TASK INPUTS:
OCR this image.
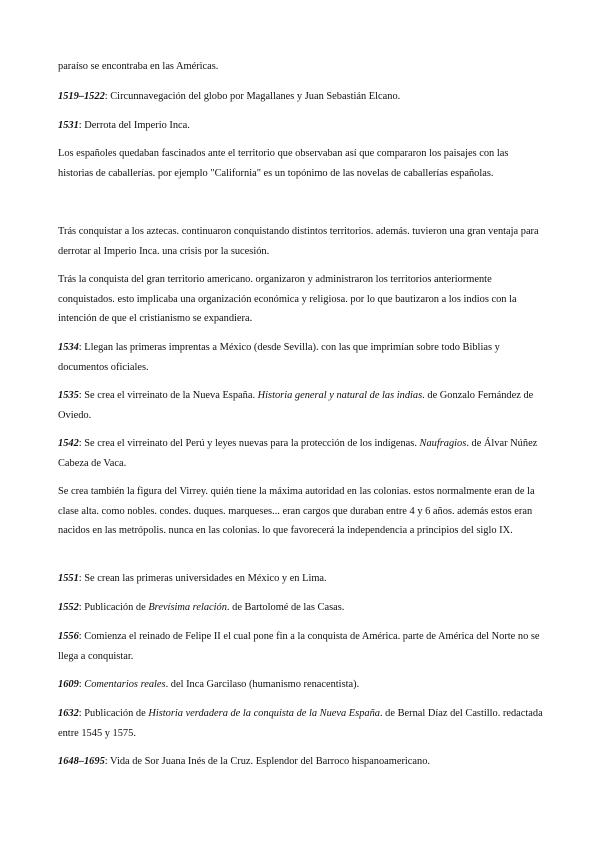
paraíso se encontraba en las Américas.

1519–1522: Circunnavegación del globo por Magallanes y Juan Sebastián Elcano.

1531: Derrota del Imperio Inca.

Los españoles quedaban fascinados ante el territorio que observaban así que compararon los paisajes con las historias de caballerías. por ejemplo "California" es un topónimo de las novelas de caballerías españolas.

Trás conquistar a los aztecas. continuaron conquistando distintos territorios. además. tuvieron una gran ventaja para derrotar al Imperio Inca. una crisis por la sucesión.

Trás la conquista del gran territorio americano. organizaron y administraron los territorios anteriormente conquistados. esto implicaba una organización económica y religiosa. por lo que bautizaron a los indios con la intención de que el cristianismo se expandiera.

1534: Llegan las primeras imprentas a México (desde Sevilla). con las que imprimían sobre todo Biblias y documentos oficiales.

1535: Se crea el virreinato de la Nueva España. Historia general y natural de las indias. de Gonzalo Fernández de Oviedo.

1542: Se crea el virreinato del Perú y leyes nuevas para la protección de los indígenas. Naufragios. de Álvar Núñez Cabeza de Vaca.

Se crea también la figura del Virrey. quién tiene la máxima autoridad en las colonias. estos normalmente eran de la clase alta. como nobles. condes. duques. marqueses... eran cargos que duraban entre 4 y 6 años. además estos eran nacidos en las metrópolis. nunca en las colonias. lo que favorecerá la independencia a principios del siglo IX.

1551: Se crean las primeras universidades en México y en Lima.

1552: Publicación de Brevísima relación. de Bartolomé de las Casas.

1556: Comienza el reinado de Felipe II el cual pone fin a la conquista de América. parte de América del Norte no se llega a conquistar.

1609: Comentarios reales. del Inca Garcilaso (humanismo renacentista).

1632: Publicación de Historia verdadera de la conquista de la Nueva España. de Bernal Díaz del Castillo. redactada entre 1545 y 1575.

1648–1695: Vida de Sor Juana Inés de la Cruz. Esplendor del Barroco hispanoamericano.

WHAT IS BEING ASKED: Set down all the data again exactly as above, pictures excluded.

RESPONSE TO THIS TASK:
OCR this image.
paraíso se encontraba en las Américas.

1519–1522: Circunnavegación del globo por Magallanes y Juan Sebastián Elcano.

1531: Derrota del Imperio Inca.

Los españoles quedaban fascinados ante el territorio que observaban así que compararon los paisajes con las historias de caballerías. por ejemplo "California" es un topónimo de las novelas de caballerías españolas.

Trás conquistar a los aztecas. continuaron conquistando distintos territorios. además. tuvieron una gran ventaja para derrotar al Imperio Inca. una crisis por la sucesión.

Trás la conquista del gran territorio americano. organizaron y administraron los territorios anteriormente conquistados. esto implicaba una organización económica y religiosa. por lo que bautizaron a los indios con la intención de que el cristianismo se expandiera.

1534: Llegan las primeras imprentas a México (desde Sevilla). con las que imprimían sobre todo Biblias y documentos oficiales.

1535: Se crea el virreinato de la Nueva España. Historia general y natural de las indias. de Gonzalo Fernández de Oviedo.

1542: Se crea el virreinato del Perú y leyes nuevas para la protección de los indígenas. Naufragios. de Álvar Núñez Cabeza de Vaca.

Se crea también la figura del Virrey. quién tiene la máxima autoridad en las colonias. estos normalmente eran de la clase alta. como nobles. condes. duques. marqueses... eran cargos que duraban entre 4 y 6 años. además estos eran nacidos en las metrópolis. nunca en las colonias. lo que favorecerá la independencia a principios del siglo IX.

1551: Se crean las primeras universidades en México y en Lima.

1552: Publicación de Brevísima relación. de Bartolomé de las Casas.

1556: Comienza el reinado de Felipe II el cual pone fin a la conquista de América. parte de América del Norte no se llega a conquistar.

1609: Comentarios reales. del Inca Garcilaso (humanismo renacentista).

1632: Publicación de Historia verdadera de la conquista de la Nueva España. de Bernal Díaz del Castillo. redactada entre 1545 y 1575.

1648–1695: Vida de Sor Juana Inés de la Cruz. Esplendor del Barroco hispanoamericano.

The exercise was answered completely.